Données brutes

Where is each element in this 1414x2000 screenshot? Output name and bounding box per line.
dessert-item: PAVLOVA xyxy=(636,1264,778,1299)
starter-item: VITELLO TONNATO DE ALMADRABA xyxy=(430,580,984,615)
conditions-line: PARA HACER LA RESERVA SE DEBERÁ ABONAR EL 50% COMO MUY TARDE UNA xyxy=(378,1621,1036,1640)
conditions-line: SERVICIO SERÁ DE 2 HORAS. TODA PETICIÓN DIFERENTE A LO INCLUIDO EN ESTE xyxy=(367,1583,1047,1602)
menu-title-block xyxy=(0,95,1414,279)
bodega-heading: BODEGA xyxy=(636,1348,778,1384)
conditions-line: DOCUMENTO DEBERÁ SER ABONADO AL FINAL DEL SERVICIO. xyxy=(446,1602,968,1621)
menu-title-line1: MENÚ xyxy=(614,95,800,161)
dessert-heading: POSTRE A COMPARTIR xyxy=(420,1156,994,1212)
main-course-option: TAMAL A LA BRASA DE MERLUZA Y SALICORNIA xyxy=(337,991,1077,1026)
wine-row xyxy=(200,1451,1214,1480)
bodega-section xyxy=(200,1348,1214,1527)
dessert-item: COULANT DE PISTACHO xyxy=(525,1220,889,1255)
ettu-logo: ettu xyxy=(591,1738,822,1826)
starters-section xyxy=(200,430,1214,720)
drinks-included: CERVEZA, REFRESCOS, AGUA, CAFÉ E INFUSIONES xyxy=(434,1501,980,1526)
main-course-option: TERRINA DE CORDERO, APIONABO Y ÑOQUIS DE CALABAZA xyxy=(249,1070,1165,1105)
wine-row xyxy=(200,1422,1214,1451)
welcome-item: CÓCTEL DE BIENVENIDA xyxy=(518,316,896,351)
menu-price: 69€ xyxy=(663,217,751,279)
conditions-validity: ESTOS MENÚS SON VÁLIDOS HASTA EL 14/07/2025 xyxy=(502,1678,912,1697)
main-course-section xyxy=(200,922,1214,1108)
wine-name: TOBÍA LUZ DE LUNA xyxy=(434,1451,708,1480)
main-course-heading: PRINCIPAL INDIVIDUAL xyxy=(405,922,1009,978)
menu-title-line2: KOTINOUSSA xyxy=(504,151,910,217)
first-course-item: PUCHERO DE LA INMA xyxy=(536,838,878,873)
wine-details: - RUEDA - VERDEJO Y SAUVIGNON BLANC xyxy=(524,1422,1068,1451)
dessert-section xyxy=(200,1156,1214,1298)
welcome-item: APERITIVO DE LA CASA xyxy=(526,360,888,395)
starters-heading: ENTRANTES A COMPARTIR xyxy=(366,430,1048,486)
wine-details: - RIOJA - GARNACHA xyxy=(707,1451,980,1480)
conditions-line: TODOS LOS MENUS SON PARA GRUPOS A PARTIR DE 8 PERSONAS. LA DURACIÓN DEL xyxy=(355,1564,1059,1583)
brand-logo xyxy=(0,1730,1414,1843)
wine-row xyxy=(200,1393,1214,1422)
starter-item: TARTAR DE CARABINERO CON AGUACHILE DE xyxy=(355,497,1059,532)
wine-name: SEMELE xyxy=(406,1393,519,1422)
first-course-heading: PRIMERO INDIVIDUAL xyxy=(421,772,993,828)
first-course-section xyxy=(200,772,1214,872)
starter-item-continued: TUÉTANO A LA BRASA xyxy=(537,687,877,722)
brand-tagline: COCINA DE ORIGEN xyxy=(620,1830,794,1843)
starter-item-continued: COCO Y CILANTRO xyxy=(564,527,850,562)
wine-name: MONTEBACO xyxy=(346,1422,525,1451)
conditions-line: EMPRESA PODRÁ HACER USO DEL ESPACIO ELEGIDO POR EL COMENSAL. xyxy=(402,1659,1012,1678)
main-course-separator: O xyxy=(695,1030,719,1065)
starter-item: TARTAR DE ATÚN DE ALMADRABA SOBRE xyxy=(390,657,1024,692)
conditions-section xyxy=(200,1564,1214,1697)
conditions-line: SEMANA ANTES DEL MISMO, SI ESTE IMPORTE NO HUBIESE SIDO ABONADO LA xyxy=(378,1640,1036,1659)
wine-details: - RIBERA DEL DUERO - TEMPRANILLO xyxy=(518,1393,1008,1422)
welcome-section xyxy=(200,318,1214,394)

CONSIGNE DE L'EXERCICE
Pouvez-vous recopier à l'identique, ligne par ligne, l'intégralité du matériel ci-dessus ?

RÉSULTAT OBTENU
Where is each element in this 1414x2000 screenshot? Output name and bounding box per line.
dessert-item: PAVLOVA xyxy=(636,1264,778,1299)
starter-item: VITELLO TONNATO DE ALMADRABA xyxy=(430,580,984,615)
conditions-line: PARA HACER LA RESERVA SE DEBERÁ ABONAR EL 50% COMO MUY TARDE UNA xyxy=(378,1621,1036,1640)
conditions-line: SERVICIO SERÁ DE 2 HORAS. TODA PETICIÓN DIFERENTE A LO INCLUIDO EN ESTE xyxy=(367,1583,1047,1602)
menu-title-block xyxy=(0,95,1414,279)
bodega-heading: BODEGA xyxy=(636,1348,778,1384)
conditions-line: DOCUMENTO DEBERÁ SER ABONADO AL FINAL DEL SERVICIO. xyxy=(446,1602,968,1621)
menu-title-line1: MENÚ xyxy=(614,95,800,161)
dessert-heading: POSTRE A COMPARTIR xyxy=(420,1156,994,1212)
main-course-option: TAMAL A LA BRASA DE MERLUZA Y SALICORNIA xyxy=(337,991,1077,1026)
wine-row xyxy=(200,1451,1214,1480)
bodega-section xyxy=(200,1348,1214,1527)
dessert-item: COULANT DE PISTACHO xyxy=(525,1220,889,1255)
ettu-logo: ettu xyxy=(591,1738,822,1826)
starters-section xyxy=(200,430,1214,720)
drinks-included: CERVEZA, REFRESCOS, AGUA, CAFÉ E INFUSIONES xyxy=(434,1501,980,1526)
main-course-option: TERRINA DE CORDERO, APIONABO Y ÑOQUIS DE CALABAZA xyxy=(249,1070,1165,1105)
wine-row xyxy=(200,1422,1214,1451)
welcome-item: CÓCTEL DE BIENVENIDA xyxy=(518,316,896,351)
menu-price: 69€ xyxy=(663,217,751,279)
conditions-validity: ESTOS MENÚS SON VÁLIDOS HASTA EL 14/07/2025 xyxy=(502,1678,912,1697)
main-course-section xyxy=(200,922,1214,1108)
wine-name: TOBÍA LUZ DE LUNA xyxy=(434,1451,708,1480)
main-course-heading: PRINCIPAL INDIVIDUAL xyxy=(405,922,1009,978)
menu-title-line2: KOTINOUSSA xyxy=(504,151,910,217)
first-course-item: PUCHERO DE LA INMA xyxy=(536,838,878,873)
wine-details: - RUEDA - VERDEJO Y SAUVIGNON BLANC xyxy=(524,1422,1068,1451)
dessert-section xyxy=(200,1156,1214,1298)
welcome-item: APERITIVO DE LA CASA xyxy=(526,360,888,395)
starters-heading: ENTRANTES A COMPARTIR xyxy=(366,430,1048,486)
wine-details: - RIOJA - GARNACHA xyxy=(707,1451,980,1480)
conditions-line: TODOS LOS MENUS SON PARA GRUPOS A PARTIR DE 8 PERSONAS. LA DURACIÓN DEL xyxy=(355,1564,1059,1583)
brand-logo xyxy=(0,1730,1414,1843)
wine-row xyxy=(200,1393,1214,1422)
starter-item: TARTAR DE CARABINERO CON AGUACHILE DE xyxy=(355,497,1059,532)
wine-name: SEMELE xyxy=(406,1393,519,1422)
first-course-heading: PRIMERO INDIVIDUAL xyxy=(421,772,993,828)
first-course-section xyxy=(200,772,1214,872)
starter-item-continued: TUÉTANO A LA BRASA xyxy=(537,687,877,722)
brand-tagline: COCINA DE ORIGEN xyxy=(620,1830,794,1843)
starter-item-continued: COCO Y CILANTRO xyxy=(564,527,850,562)
wine-name: MONTEBACO xyxy=(346,1422,525,1451)
conditions-line: EMPRESA PODRÁ HACER USO DEL ESPACIO ELEGIDO POR EL COMENSAL. xyxy=(402,1659,1012,1678)
main-course-separator: O xyxy=(695,1030,719,1065)
starter-item: TARTAR DE ATÚN DE ALMADRABA SOBRE xyxy=(390,657,1024,692)
conditions-section xyxy=(200,1564,1214,1697)
conditions-line: SEMANA ANTES DEL MISMO, SI ESTE IMPORTE NO HUBIESE SIDO ABONADO LA xyxy=(378,1640,1036,1659)
wine-details: - RIBERA DEL DUERO - TEMPRANILLO xyxy=(518,1393,1008,1422)
welcome-section xyxy=(200,318,1214,394)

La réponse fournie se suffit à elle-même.